[Figure record extracts]
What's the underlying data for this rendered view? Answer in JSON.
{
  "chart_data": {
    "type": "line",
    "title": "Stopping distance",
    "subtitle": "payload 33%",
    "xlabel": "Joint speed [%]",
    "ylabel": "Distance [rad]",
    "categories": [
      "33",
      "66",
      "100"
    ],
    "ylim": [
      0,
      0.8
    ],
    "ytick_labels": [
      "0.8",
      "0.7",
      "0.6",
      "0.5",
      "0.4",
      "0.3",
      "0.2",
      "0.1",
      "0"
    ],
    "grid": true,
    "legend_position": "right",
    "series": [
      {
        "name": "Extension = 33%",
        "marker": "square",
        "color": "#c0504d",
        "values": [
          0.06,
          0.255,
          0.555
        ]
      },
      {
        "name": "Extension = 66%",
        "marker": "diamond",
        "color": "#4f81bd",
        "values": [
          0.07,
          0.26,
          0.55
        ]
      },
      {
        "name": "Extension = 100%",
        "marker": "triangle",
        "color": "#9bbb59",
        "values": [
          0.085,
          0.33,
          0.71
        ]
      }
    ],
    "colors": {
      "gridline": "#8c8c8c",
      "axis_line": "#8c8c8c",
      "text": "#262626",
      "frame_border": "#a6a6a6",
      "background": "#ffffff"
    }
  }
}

==

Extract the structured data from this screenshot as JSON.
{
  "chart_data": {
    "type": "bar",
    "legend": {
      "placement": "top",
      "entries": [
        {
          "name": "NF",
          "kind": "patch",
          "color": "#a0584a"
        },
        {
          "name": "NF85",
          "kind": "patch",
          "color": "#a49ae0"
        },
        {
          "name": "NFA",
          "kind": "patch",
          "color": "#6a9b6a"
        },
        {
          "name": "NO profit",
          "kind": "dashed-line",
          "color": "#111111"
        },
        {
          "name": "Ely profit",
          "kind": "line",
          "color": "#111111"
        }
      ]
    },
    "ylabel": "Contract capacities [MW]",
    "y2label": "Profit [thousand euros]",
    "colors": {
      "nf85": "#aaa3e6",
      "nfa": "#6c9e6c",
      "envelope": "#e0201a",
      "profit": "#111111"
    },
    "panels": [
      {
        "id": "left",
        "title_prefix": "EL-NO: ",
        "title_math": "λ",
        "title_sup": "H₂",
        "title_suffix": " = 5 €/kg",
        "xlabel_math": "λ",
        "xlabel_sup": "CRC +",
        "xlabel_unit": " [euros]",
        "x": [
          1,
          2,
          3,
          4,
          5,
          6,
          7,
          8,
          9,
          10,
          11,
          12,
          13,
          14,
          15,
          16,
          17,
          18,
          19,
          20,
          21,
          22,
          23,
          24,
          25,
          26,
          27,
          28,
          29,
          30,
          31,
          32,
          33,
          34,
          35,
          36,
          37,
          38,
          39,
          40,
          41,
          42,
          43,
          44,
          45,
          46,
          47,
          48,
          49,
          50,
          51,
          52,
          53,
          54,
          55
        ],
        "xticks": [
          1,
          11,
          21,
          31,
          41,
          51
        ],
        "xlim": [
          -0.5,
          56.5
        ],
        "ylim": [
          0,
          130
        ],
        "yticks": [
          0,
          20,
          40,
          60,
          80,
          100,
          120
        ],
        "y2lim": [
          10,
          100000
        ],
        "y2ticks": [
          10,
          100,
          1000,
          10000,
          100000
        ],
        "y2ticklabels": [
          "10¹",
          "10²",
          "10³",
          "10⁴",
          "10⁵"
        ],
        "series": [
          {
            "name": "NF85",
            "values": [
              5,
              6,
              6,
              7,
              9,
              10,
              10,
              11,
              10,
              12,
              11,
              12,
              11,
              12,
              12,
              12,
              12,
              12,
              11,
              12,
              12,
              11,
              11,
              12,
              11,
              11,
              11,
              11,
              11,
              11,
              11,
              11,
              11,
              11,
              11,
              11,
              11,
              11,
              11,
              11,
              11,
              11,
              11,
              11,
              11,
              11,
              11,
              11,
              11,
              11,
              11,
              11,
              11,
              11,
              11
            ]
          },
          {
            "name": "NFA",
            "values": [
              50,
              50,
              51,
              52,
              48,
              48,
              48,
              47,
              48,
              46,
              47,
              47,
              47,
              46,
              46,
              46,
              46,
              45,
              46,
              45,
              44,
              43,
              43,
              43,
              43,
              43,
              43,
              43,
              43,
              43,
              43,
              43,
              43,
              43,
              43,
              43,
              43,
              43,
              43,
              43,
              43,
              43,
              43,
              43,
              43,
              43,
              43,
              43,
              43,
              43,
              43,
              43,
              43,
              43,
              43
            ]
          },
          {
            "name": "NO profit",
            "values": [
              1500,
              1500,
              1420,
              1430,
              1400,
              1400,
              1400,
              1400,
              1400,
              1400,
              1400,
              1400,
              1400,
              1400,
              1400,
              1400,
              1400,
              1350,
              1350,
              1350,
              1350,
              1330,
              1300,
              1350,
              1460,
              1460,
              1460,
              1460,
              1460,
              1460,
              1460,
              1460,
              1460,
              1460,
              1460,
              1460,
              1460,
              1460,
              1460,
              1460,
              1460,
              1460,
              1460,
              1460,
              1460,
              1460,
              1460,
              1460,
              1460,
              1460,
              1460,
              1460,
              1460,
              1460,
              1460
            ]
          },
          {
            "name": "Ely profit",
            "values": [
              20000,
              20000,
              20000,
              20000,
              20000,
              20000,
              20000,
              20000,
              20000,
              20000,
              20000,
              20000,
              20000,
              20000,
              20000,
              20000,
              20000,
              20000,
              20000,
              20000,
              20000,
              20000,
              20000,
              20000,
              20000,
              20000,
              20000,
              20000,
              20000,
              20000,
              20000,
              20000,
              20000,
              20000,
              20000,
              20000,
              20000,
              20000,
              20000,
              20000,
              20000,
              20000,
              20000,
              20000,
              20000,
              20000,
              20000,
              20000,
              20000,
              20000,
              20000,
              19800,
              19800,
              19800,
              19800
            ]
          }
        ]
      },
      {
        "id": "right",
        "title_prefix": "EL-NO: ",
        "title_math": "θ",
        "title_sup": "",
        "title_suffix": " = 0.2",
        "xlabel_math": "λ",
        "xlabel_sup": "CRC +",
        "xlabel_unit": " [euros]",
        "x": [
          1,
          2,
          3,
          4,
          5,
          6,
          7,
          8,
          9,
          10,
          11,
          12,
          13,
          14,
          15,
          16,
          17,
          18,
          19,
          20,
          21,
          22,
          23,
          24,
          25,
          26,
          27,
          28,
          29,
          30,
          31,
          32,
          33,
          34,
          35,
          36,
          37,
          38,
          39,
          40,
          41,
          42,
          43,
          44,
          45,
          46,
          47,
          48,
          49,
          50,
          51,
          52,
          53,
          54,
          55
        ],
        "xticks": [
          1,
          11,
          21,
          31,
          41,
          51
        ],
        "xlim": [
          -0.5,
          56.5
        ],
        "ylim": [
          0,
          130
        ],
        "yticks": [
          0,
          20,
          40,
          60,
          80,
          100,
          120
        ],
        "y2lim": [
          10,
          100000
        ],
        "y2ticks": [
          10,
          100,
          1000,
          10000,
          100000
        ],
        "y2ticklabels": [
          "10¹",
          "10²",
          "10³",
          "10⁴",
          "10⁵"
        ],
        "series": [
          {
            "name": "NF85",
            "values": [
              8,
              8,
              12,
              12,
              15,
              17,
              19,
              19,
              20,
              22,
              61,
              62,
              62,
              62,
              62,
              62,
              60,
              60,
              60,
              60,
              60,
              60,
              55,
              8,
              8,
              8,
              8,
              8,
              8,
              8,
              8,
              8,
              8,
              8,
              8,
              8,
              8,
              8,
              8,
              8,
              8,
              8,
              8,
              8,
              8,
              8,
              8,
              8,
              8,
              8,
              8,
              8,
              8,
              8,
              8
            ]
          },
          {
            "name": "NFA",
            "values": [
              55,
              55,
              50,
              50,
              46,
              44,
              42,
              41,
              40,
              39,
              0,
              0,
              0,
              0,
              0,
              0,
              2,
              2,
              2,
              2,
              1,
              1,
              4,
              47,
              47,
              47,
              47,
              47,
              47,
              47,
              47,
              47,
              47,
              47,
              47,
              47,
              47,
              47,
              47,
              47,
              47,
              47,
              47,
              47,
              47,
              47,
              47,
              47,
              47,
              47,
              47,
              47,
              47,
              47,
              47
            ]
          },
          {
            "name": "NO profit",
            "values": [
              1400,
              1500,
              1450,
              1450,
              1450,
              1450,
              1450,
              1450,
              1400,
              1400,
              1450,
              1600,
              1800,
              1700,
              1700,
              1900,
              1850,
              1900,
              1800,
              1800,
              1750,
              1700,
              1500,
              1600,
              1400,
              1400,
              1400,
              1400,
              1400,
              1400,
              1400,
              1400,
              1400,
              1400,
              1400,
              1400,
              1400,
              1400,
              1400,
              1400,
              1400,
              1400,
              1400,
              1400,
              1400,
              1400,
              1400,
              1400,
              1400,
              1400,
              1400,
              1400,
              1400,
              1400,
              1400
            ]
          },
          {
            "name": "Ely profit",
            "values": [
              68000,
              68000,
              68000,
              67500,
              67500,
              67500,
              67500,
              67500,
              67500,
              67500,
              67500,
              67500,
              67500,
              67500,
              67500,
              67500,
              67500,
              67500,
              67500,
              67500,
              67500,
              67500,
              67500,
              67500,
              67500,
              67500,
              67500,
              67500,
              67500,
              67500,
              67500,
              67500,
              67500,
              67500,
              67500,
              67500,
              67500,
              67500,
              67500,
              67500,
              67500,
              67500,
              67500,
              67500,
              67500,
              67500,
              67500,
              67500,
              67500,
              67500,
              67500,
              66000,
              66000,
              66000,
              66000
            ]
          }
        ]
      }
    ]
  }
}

**What is being asked:** Count the lines of the material that include the word "this", then report only the total.

**The reply:** 2